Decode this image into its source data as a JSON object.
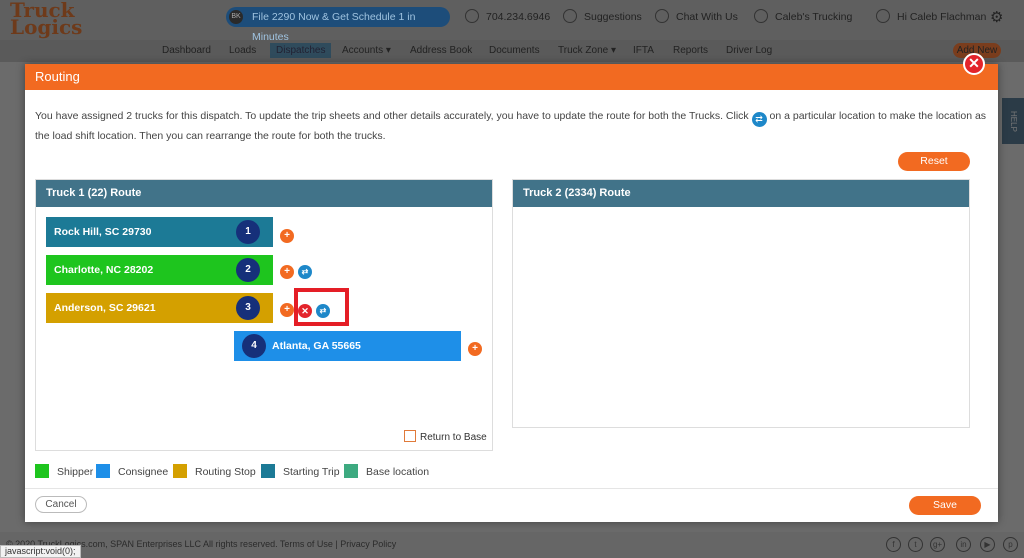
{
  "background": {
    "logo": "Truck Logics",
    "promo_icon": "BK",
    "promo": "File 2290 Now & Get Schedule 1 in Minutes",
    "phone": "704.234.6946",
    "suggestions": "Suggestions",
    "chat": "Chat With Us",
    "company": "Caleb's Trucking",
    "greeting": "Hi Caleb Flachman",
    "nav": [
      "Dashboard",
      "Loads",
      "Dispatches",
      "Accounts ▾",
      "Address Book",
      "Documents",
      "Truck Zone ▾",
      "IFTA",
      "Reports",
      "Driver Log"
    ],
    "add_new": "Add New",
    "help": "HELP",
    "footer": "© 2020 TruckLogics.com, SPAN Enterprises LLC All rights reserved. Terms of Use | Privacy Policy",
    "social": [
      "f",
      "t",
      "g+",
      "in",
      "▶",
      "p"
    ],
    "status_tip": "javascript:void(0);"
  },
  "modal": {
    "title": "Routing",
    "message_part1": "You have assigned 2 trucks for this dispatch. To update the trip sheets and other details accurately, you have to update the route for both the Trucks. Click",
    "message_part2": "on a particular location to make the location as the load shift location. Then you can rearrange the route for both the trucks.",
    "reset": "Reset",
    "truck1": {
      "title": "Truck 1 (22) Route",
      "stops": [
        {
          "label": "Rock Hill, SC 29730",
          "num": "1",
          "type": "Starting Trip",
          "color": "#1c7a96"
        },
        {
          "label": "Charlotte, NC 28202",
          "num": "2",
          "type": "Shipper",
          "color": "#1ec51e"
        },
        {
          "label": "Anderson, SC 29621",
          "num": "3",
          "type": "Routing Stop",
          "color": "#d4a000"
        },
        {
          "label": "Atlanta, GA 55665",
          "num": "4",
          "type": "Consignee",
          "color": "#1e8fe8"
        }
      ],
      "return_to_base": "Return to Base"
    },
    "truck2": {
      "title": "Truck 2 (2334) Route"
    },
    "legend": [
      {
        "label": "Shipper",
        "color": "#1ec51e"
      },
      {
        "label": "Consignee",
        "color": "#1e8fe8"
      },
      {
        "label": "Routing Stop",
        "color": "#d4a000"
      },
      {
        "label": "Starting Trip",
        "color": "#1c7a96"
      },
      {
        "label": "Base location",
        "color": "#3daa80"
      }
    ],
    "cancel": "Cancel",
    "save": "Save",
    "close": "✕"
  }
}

==

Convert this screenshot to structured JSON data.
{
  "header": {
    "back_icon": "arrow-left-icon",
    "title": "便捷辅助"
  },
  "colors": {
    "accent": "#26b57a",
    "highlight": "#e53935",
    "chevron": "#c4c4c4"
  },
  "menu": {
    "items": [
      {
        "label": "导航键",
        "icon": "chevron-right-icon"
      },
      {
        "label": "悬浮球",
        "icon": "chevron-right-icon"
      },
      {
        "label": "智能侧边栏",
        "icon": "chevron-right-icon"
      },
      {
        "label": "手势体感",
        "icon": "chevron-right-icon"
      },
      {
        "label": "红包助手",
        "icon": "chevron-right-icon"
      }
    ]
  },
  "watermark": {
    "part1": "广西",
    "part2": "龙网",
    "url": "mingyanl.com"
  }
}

...

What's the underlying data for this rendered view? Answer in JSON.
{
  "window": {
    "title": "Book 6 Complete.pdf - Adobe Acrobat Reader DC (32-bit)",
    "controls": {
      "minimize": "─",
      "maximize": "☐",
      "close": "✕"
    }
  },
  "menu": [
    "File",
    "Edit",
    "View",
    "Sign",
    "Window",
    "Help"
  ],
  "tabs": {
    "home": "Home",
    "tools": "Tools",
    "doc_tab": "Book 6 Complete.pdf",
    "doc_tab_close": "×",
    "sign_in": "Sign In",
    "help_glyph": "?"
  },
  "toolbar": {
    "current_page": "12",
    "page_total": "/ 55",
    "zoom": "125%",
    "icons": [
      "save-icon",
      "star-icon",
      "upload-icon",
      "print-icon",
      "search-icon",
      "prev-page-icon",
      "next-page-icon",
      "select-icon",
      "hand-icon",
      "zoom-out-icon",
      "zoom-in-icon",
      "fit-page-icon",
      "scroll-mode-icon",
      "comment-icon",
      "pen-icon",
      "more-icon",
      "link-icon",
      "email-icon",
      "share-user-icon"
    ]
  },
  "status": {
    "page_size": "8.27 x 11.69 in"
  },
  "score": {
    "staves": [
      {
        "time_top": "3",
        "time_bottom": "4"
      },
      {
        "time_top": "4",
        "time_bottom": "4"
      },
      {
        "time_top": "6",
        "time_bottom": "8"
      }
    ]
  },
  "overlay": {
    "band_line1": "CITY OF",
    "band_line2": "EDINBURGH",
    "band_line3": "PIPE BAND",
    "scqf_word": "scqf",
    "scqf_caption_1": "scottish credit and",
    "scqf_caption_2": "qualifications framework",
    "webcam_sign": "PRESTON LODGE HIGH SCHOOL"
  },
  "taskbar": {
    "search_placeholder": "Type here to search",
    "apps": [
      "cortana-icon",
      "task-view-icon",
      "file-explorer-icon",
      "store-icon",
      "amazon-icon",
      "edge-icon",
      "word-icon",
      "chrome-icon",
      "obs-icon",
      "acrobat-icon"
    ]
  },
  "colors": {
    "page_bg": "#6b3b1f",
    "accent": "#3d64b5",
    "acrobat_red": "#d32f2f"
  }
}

● REQUIRED TASK
Search the entries for the word "Complete" and copy every line that has it.

● SOLUTION FOR THIS EXERCISE
    "title": "Book 6 Complete.pdf - Adobe Acrobat Reader DC (32-bit)",
    "doc_tab": "Book 6 Complete.pdf",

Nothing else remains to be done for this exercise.